**INSTRUCTIONS TO FOLLOW:** Will you give every entry again exactly as it stands?

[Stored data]
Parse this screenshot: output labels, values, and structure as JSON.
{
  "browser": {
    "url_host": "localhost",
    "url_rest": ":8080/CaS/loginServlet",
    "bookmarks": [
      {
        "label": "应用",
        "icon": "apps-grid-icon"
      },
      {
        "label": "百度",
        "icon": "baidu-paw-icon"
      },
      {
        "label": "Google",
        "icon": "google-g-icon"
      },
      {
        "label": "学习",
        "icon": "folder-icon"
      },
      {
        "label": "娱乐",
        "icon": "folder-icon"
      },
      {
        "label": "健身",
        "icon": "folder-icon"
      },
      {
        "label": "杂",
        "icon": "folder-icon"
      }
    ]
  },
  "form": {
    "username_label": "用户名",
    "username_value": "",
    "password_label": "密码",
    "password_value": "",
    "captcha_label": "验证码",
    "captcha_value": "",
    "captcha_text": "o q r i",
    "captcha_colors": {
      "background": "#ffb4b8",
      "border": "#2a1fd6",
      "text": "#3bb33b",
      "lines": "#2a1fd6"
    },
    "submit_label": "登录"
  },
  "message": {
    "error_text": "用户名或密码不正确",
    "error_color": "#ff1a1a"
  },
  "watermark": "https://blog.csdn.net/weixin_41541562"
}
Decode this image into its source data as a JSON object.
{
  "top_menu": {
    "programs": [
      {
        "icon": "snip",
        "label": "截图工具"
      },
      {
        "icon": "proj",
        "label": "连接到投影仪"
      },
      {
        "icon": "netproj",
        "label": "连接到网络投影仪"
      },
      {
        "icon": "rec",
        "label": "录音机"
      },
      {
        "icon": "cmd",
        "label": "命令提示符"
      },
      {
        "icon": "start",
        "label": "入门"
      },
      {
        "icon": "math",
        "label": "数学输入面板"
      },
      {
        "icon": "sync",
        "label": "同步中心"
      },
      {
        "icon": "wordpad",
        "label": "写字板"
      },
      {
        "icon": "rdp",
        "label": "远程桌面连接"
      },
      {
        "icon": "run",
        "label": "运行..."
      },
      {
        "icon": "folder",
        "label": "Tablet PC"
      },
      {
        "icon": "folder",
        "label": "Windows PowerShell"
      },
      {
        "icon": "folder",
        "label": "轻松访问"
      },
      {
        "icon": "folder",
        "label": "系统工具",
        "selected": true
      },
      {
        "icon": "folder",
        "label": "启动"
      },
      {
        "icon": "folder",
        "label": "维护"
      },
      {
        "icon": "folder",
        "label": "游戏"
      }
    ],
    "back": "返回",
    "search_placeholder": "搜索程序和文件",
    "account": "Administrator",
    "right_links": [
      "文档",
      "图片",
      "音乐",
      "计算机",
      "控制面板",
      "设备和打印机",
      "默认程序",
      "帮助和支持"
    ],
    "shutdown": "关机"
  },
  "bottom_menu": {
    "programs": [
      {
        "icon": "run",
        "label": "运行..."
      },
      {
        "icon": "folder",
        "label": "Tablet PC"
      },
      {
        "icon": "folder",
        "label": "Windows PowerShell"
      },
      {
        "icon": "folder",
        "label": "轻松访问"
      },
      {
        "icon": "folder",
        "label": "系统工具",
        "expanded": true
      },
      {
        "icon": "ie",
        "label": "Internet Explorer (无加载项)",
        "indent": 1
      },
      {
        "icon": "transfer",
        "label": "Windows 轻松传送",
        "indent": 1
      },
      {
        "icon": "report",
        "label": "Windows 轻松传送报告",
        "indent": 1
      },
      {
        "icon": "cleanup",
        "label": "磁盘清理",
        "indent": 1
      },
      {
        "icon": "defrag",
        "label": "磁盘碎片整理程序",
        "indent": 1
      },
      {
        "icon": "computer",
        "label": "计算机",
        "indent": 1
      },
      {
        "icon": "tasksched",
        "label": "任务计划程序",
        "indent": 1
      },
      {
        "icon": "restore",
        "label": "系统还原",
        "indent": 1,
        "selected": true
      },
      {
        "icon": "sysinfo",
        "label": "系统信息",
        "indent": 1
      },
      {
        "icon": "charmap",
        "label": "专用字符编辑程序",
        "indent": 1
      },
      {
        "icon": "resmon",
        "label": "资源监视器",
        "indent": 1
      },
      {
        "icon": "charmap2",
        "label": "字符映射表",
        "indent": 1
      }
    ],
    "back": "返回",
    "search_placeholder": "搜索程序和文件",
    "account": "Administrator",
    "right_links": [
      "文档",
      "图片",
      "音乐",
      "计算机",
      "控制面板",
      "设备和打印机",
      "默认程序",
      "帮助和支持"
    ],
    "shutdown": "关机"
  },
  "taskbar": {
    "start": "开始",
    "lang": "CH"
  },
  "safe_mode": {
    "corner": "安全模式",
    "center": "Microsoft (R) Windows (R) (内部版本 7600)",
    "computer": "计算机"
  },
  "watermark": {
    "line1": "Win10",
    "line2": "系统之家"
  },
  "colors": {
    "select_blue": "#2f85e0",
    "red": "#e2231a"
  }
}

**RESPONSE TO THIS EXERCISE:**
Parse this screenshot: output labels, values, and structure as JSON.
{
  "browser": {
    "url_host": "localhost",
    "url_rest": ":8080/CaS/loginServlet",
    "bookmarks": [
      {
        "label": "应用",
        "icon": "apps-grid-icon"
      },
      {
        "label": "百度",
        "icon": "baidu-paw-icon"
      },
      {
        "label": "Google",
        "icon": "google-g-icon"
      },
      {
        "label": "学习",
        "icon": "folder-icon"
      },
      {
        "label": "娱乐",
        "icon": "folder-icon"
      },
      {
        "label": "健身",
        "icon": "folder-icon"
      },
      {
        "label": "杂",
        "icon": "folder-icon"
      }
    ]
  },
  "form": {
    "username_label": "用户名",
    "username_value": "",
    "password_label": "密码",
    "password_value": "",
    "captcha_label": "验证码",
    "captcha_value": "",
    "captcha_text": "o q r i",
    "captcha_colors": {
      "background": "#ffb4b8",
      "border": "#2a1fd6",
      "text": "#3bb33b",
      "lines": "#2a1fd6"
    },
    "submit_label": "登录"
  },
  "message": {
    "error_text": "用户名或密码不正确",
    "error_color": "#ff1a1a"
  },
  "watermark": "https://blog.csdn.net/weixin_41541562"
}
Decode this image into its source data as a JSON object.
{
  "top_menu": {
    "programs": [
      {
        "icon": "snip",
        "label": "截图工具"
      },
      {
        "icon": "proj",
        "label": "连接到投影仪"
      },
      {
        "icon": "netproj",
        "label": "连接到网络投影仪"
      },
      {
        "icon": "rec",
        "label": "录音机"
      },
      {
        "icon": "cmd",
        "label": "命令提示符"
      },
      {
        "icon": "start",
        "label": "入门"
      },
      {
        "icon": "math",
        "label": "数学输入面板"
      },
      {
        "icon": "sync",
        "label": "同步中心"
      },
      {
        "icon": "wordpad",
        "label": "写字板"
      },
      {
        "icon": "rdp",
        "label": "远程桌面连接"
      },
      {
        "icon": "run",
        "label": "运行..."
      },
      {
        "icon": "folder",
        "label": "Tablet PC"
      },
      {
        "icon": "folder",
        "label": "Windows PowerShell"
      },
      {
        "icon": "folder",
        "label": "轻松访问"
      },
      {
        "icon": "folder",
        "label": "系统工具",
        "selected": true
      },
      {
        "icon": "folder",
        "label": "启动"
      },
      {
        "icon": "folder",
        "label": "维护"
      },
      {
        "icon": "folder",
        "label": "游戏"
      }
    ],
    "back": "返回",
    "search_placeholder": "搜索程序和文件",
    "account": "Administrator",
    "right_links": [
      "文档",
      "图片",
      "音乐",
      "计算机",
      "控制面板",
      "设备和打印机",
      "默认程序",
      "帮助和支持"
    ],
    "shutdown": "关机"
  },
  "bottom_menu": {
    "programs": [
      {
        "icon": "run",
        "label": "运行..."
      },
      {
        "icon": "folder",
        "label": "Tablet PC"
      },
      {
        "icon": "folder",
        "label": "Windows PowerShell"
      },
      {
        "icon": "folder",
        "label": "轻松访问"
      },
      {
        "icon": "folder",
        "label": "系统工具",
        "expanded": true
      },
      {
        "icon": "ie",
        "label": "Internet Explorer (无加载项)",
        "indent": 1
      },
      {
        "icon": "transfer",
        "label": "Windows 轻松传送",
        "indent": 1
      },
      {
        "icon": "report",
        "label": "Windows 轻松传送报告",
        "indent": 1
      },
      {
        "icon": "cleanup",
        "label": "磁盘清理",
        "indent": 1
      },
      {
        "icon": "defrag",
        "label": "磁盘碎片整理程序",
        "indent": 1
      },
      {
        "icon": "computer",
        "label": "计算机",
        "indent": 1
      },
      {
        "icon": "tasksched",
        "label": "任务计划程序",
        "indent": 1
      },
      {
        "icon": "restore",
        "label": "系统还原",
        "indent": 1,
        "selected": true
      },
      {
        "icon": "sysinfo",
        "label": "系统信息",
        "indent": 1
      },
      {
        "icon": "charmap",
        "label": "专用字符编辑程序",
        "indent": 1
      },
      {
        "icon": "resmon",
        "label": "资源监视器",
        "indent": 1
      },
      {
        "icon": "charmap2",
        "label": "字符映射表",
        "indent": 1
      }
    ],
    "back": "返回",
    "search_placeholder": "搜索程序和文件",
    "account": "Administrator",
    "right_links": [
      "文档",
      "图片",
      "音乐",
      "计算机",
      "控制面板",
      "设备和打印机",
      "默认程序",
      "帮助和支持"
    ],
    "shutdown": "关机"
  },
  "taskbar": {
    "start": "开始",
    "lang": "CH"
  },
  "safe_mode": {
    "corner": "安全模式",
    "center": "Microsoft (R) Windows (R) (内部版本 7600)",
    "computer": "计算机"
  },
  "watermark": {
    "line1": "Win10",
    "line2": "系统之家"
  },
  "colors": {
    "select_blue": "#2f85e0",
    "red": "#e2231a"
  }
}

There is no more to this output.